## EXERCISE GOAL
Determine the number of lines in the listing below where the string "color" occurs; answer with the number alone.

=== EXERCISE INPUT ===

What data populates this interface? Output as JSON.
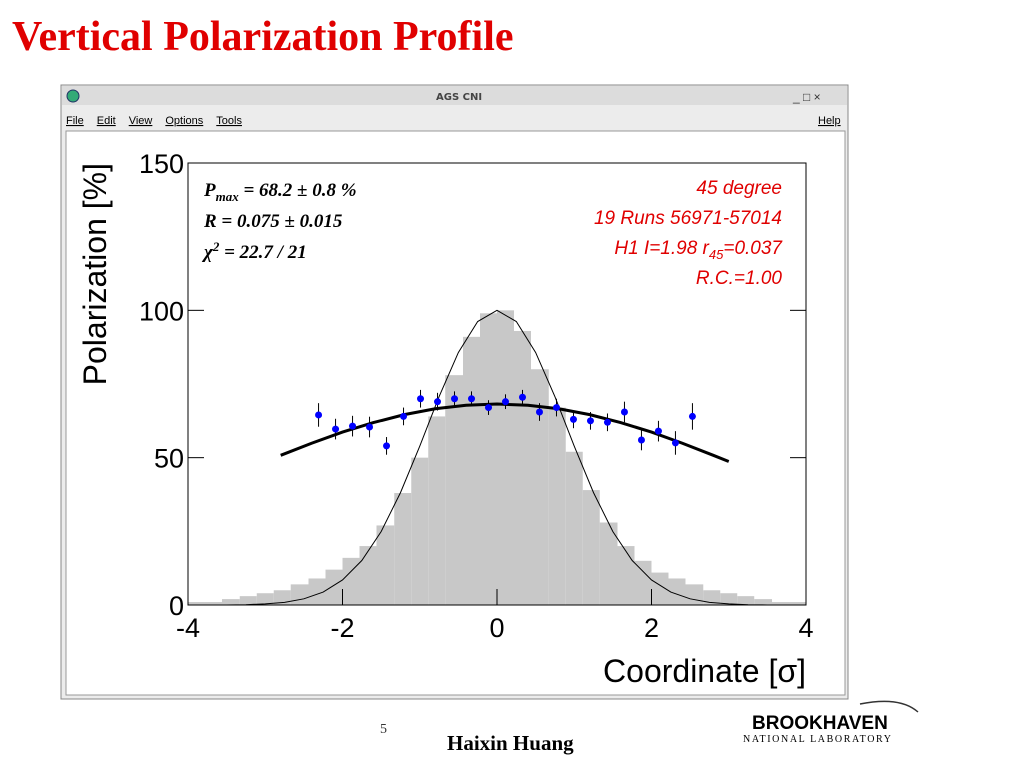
{
  "slide_title": "Vertical Polarization Profile",
  "window": {
    "title": "AGS CNI",
    "menu": [
      "File",
      "Edit",
      "View",
      "Options",
      "Tools"
    ],
    "help": "Help"
  },
  "footer": {
    "page": "5",
    "author": "Haixin Huang",
    "logo": [
      "BROOKHAVEN",
      "NATIONAL LABORATORY"
    ]
  },
  "chart_data": {
    "type": "scatter",
    "xlabel": "Coordinate [σ]",
    "ylabel": "Polarization [%]",
    "xlim": [
      -4,
      4
    ],
    "ylim": [
      0,
      150
    ],
    "xticks": [
      -4,
      -2,
      0,
      2,
      4
    ],
    "yticks": [
      0,
      50,
      100,
      150
    ],
    "stats": [
      [
        "P",
        "max",
        " = 68.2  ± 0.8 %"
      ],
      [
        "R =  0.075  ± 0.015"
      ],
      [
        "χ",
        "2",
        " = 22.7 / 21"
      ]
    ],
    "run_info": [
      [
        "45 degree"
      ],
      [
        "19 Runs 56971-57014"
      ],
      [
        "H1  I=1.98  r",
        "45",
        "=0.037"
      ],
      [
        "R.C.=1.00"
      ]
    ],
    "histogram": {
      "color": "#c8c8c8",
      "bins": [
        -4,
        -3.78,
        -3.56,
        -3.33,
        -3.11,
        -2.89,
        -2.67,
        -2.44,
        -2.22,
        -2,
        -1.78,
        -1.56,
        -1.33,
        -1.11,
        -0.89,
        -0.67,
        -0.44,
        -0.22,
        0,
        0.22,
        0.44,
        0.67,
        0.89,
        1.11,
        1.33,
        1.56,
        1.78,
        2,
        2.22,
        2.44,
        2.67,
        2.89,
        3.11,
        3.33,
        3.56,
        3.78,
        4
      ],
      "counts": [
        1,
        1,
        2,
        3,
        4,
        5,
        7,
        9,
        12,
        16,
        20,
        27,
        38,
        50,
        64,
        78,
        91,
        99,
        100,
        93,
        80,
        67,
        52,
        39,
        28,
        20,
        15,
        11,
        9,
        7,
        5,
        4,
        3,
        2,
        1,
        1
      ]
    },
    "gaussian": {
      "color": "#000000",
      "x": [
        -4,
        -3.75,
        -3.5,
        -3.25,
        -3,
        -2.75,
        -2.5,
        -2.25,
        -2,
        -1.75,
        -1.5,
        -1.25,
        -1,
        -0.75,
        -0.5,
        -0.25,
        0,
        0.25,
        0.5,
        0.75,
        1,
        1.25,
        1.5,
        1.75,
        2,
        2.25,
        2.5,
        2.75,
        3,
        3.25,
        3.5,
        3.75,
        4
      ],
      "values": [
        0,
        0,
        0,
        0.1,
        0.4,
        0.9,
        2.1,
        4.4,
        8.5,
        15.1,
        24.9,
        38.1,
        53.9,
        70.7,
        85.7,
        96.2,
        100,
        96.2,
        85.7,
        70.7,
        53.9,
        38.1,
        24.9,
        15.1,
        8.5,
        4.4,
        2.1,
        0.9,
        0.4,
        0.1,
        0,
        0,
        0
      ]
    },
    "fit": {
      "color": "#000000",
      "x": [
        -2.8,
        -2.4,
        -2,
        -1.6,
        -1.2,
        -0.8,
        -0.4,
        0,
        0.4,
        0.8,
        1.2,
        1.6,
        2,
        2.4,
        2.8,
        3
      ],
      "values": [
        50.8,
        54.9,
        58.7,
        61.9,
        64.6,
        66.6,
        67.8,
        68.2,
        67.8,
        66.6,
        64.6,
        61.9,
        58.7,
        54.9,
        50.8,
        48.7
      ]
    },
    "points": {
      "color": "#0000ff",
      "x": [
        -2.31,
        -2.09,
        -1.87,
        -1.65,
        -1.43,
        -1.21,
        -0.99,
        -0.77,
        -0.55,
        -0.33,
        -0.11,
        0.11,
        0.33,
        0.55,
        0.77,
        0.99,
        1.21,
        1.43,
        1.65,
        1.87,
        2.09,
        2.31,
        2.53
      ],
      "values": [
        64.5,
        59.7,
        60.7,
        60.4,
        54,
        64,
        70,
        69,
        70,
        70,
        67,
        69,
        70.5,
        65.5,
        67,
        63,
        62.5,
        62,
        65.5,
        56,
        59,
        55,
        64
      ],
      "errors": [
        4,
        3.5,
        3.5,
        3.5,
        3,
        3,
        3,
        3,
        2.5,
        2.5,
        2.5,
        2.5,
        2.5,
        3,
        3,
        3,
        3,
        3,
        3.5,
        3.5,
        3.5,
        4,
        4.5
      ]
    }
  }
}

===

## RESULT FOR THIS EXERCISE
4